··· SUPPLIED RECORDS ···
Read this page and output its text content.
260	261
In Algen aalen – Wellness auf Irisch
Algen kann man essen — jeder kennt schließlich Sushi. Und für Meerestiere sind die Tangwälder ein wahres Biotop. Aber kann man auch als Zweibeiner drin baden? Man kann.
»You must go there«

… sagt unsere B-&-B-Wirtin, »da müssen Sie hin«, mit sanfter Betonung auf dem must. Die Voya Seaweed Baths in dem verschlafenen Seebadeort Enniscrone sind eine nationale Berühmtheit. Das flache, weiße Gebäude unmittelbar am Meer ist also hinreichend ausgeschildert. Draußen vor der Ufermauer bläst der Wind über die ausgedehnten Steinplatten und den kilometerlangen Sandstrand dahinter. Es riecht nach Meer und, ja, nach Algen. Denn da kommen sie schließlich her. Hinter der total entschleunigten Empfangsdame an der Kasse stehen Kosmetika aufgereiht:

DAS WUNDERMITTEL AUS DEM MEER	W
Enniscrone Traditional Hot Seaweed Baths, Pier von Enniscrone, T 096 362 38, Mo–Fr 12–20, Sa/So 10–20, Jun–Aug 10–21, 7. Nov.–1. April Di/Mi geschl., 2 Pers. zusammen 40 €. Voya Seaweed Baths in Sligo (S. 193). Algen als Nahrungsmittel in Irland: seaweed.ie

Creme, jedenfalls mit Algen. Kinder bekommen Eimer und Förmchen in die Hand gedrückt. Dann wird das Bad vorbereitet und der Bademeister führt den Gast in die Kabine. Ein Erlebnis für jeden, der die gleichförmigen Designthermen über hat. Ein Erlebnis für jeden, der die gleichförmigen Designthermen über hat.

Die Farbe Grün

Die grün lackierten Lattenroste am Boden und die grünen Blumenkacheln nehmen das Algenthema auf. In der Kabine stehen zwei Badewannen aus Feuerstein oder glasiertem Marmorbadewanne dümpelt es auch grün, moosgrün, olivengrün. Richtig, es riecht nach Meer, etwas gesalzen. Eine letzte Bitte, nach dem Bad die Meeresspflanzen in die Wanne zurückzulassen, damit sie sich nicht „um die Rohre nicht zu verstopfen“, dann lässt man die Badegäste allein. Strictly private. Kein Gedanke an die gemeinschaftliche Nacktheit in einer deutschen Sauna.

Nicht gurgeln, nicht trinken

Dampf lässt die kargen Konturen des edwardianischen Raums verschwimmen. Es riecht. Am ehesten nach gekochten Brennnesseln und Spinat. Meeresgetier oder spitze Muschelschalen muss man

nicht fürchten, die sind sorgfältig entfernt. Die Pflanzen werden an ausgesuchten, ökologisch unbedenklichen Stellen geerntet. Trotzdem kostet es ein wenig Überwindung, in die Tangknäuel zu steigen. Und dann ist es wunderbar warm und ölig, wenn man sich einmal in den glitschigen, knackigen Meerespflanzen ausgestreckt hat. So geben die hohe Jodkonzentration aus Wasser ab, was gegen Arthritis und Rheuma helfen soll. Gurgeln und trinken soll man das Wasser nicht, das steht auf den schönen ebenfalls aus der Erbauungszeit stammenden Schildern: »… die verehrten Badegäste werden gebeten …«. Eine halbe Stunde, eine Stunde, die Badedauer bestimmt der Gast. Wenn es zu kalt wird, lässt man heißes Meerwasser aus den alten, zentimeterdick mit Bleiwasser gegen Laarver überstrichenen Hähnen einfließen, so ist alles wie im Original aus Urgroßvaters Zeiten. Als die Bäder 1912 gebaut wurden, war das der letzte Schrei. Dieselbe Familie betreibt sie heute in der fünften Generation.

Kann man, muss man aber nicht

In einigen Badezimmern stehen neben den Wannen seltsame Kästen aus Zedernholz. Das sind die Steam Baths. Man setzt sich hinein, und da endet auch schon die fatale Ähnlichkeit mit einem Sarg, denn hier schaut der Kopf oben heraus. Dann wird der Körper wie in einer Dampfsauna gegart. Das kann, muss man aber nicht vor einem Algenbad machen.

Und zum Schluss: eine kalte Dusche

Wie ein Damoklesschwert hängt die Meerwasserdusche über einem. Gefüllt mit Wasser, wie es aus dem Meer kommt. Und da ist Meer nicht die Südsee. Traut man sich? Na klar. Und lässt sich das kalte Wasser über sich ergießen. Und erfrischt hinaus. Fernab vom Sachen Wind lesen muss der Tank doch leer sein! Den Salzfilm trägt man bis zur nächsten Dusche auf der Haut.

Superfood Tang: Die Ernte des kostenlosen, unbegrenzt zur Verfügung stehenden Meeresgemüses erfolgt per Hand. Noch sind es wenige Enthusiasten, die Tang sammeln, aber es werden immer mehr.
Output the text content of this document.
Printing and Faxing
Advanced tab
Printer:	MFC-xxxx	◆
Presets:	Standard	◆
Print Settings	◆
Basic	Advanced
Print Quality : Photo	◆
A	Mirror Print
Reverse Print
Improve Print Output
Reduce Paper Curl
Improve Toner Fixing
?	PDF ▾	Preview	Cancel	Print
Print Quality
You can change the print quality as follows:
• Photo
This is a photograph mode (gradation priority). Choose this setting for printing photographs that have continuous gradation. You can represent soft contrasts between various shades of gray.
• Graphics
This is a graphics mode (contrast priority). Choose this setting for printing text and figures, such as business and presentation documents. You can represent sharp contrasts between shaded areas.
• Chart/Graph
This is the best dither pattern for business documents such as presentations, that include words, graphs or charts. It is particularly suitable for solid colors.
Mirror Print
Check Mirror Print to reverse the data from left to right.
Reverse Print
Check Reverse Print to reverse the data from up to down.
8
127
···
Repeat the material in full, exactly as it stands.

Read this page and output its text content.
260	261
In Algen aalen – Wellness auf Irisch
Algen kann man essen — jeder kennt schließlich Sushi. Und für Meerestiere sind die Tangwälder ein wahres Biotop. Aber kann man auch als Zweibeiner drin baden? Man kann.
»You must go there«

… sagt unsere B-&-B-Wirtin, »da müssen Sie hin«, mit sanfter Betonung auf dem must. Die Voya Seaweed Baths in dem verschlafenen Seebadeort Enniscrone sind eine nationale Berühmtheit. Das flache, weiße Gebäude unmittelbar am Meer ist also hinreichend ausgeschildert. Draußen vor der Ufermauer bläst der Wind über die ausgedehnten Steinplatten und den kilometerlangen Sandstrand dahinter. Es riecht nach Meer und, ja, nach Algen. Denn da kommen sie schließlich her. Hinter der total entschleunigten Empfangsdame an der Kasse stehen Kosmetika aufgereiht:

DAS WUNDERMITTEL AUS DEM MEER	W
Enniscrone Traditional Hot Seaweed Baths, Pier von Enniscrone, T 096 362 38, Mo–Fr 12–20, Sa/So 10–20, Jun–Aug 10–21, 7. Nov.–1. April Di/Mi geschl., 2 Pers. zusammen 40 €. Voya Seaweed Baths in Sligo (S. 193). Algen als Nahrungsmittel in Irland: seaweed.ie

Creme, jedenfalls mit Algen. Kinder bekommen Eimer und Förmchen in die Hand gedrückt. Dann wird das Bad vorbereitet und der Bademeister führt den Gast in die Kabine. Ein Erlebnis für jeden, der die gleichförmigen Designthermen über hat. Ein Erlebnis für jeden, der die gleichförmigen Designthermen über hat.

Die Farbe Grün

Die grün lackierten Lattenroste am Boden und die grünen Blumenkacheln nehmen das Algenthema auf. In der Kabine stehen zwei Badewannen aus Feuerstein oder glasiertem Marmorbadewanne dümpelt es auch grün, moosgrün, olivengrün. Richtig, es riecht nach Meer, etwas gesalzen. Eine letzte Bitte, nach dem Bad die Meeresspflanzen in die Wanne zurückzulassen, damit sie sich nicht „um die Rohre nicht zu verstopfen“, dann lässt man die Badegäste allein. Strictly private. Kein Gedanke an die gemeinschaftliche Nacktheit in einer deutschen Sauna.

Nicht gurgeln, nicht trinken

Dampf lässt die kargen Konturen des edwardianischen Raums verschwimmen. Es riecht. Am ehesten nach gekochten Brennnesseln und Spinat. Meeresgetier oder spitze Muschelschalen muss man

nicht fürchten, die sind sorgfältig entfernt. Die Pflanzen werden an ausgesuchten, ökologisch unbedenklichen Stellen geerntet. Trotzdem kostet es ein wenig Überwindung, in die Tangknäuel zu steigen. Und dann ist es wunderbar warm und ölig, wenn man sich einmal in den glitschigen, knackigen Meerespflanzen ausgestreckt hat. So geben die hohe Jodkonzentration aus Wasser ab, was gegen Arthritis und Rheuma helfen soll. Gurgeln und trinken soll man das Wasser nicht, das steht auf den schönen ebenfalls aus der Erbauungszeit stammenden Schildern: »… die verehrten Badegäste werden gebeten …«. Eine halbe Stunde, eine Stunde, die Badedauer bestimmt der Gast. Wenn es zu kalt wird, lässt man heißes Meerwasser aus den alten, zentimeterdick mit Bleiwasser gegen Laarver überstrichenen Hähnen einfließen, so ist alles wie im Original aus Urgroßvaters Zeiten. Als die Bäder 1912 gebaut wurden, war das der letzte Schrei. Dieselbe Familie betreibt sie heute in der fünften Generation.

Kann man, muss man aber nicht

In einigen Badezimmern stehen neben den Wannen seltsame Kästen aus Zedernholz. Das sind die Steam Baths. Man setzt sich hinein, und da endet auch schon die fatale Ähnlichkeit mit einem Sarg, denn hier schaut der Kopf oben heraus. Dann wird der Körper wie in einer Dampfsauna gegart. Das kann, muss man aber nicht vor einem Algenbad machen.

Und zum Schluss: eine kalte Dusche

Wie ein Damoklesschwert hängt die Meerwasserdusche über einem. Gefüllt mit Wasser, wie es aus dem Meer kommt. Und da ist Meer nicht die Südsee. Traut man sich? Na klar. Und lässt sich das kalte Wasser über sich ergießen. Und erfrischt hinaus. Fernab vom Sachen Wind lesen muss der Tank doch leer sein! Den Salzfilm trägt man bis zur nächsten Dusche auf der Haut.

Superfood Tang: Die Ernte des kostenlosen, unbegrenzt zur Verfügung stehenden Meeresgemüses erfolgt per Hand. Noch sind es wenige Enthusiasten, die Tang sammeln, aber es werden immer mehr.
Output the text content of this document.
Printing and Faxing
Advanced tab
Printer:	MFC-xxxx	◆
Presets:	Standard	◆
Print Settings	◆
Basic	Advanced
Print Quality : Photo	◆
A	Mirror Print
Reverse Print
Improve Print Output
Reduce Paper Curl
Improve Toner Fixing
?	PDF ▾	Preview	Cancel	Print
Print Quality
You can change the print quality as follows:
• Photo
This is a photograph mode (gradation priority). Choose this setting for printing photographs that have continuous gradation. You can represent soft contrasts between various shades of gray.
• Graphics
This is a graphics mode (contrast priority). Choose this setting for printing text and figures, such as business and presentation documents. You can represent sharp contrasts between shaded areas.
• Chart/Graph
This is the best dither pattern for business documents such as presentations, that include words, graphs or charts. It is particularly suitable for solid colors.
Mirror Print
Check Mirror Print to reverse the data from left to right.
Reverse Print
Check Reverse Print to reverse the data from up to down.
8
127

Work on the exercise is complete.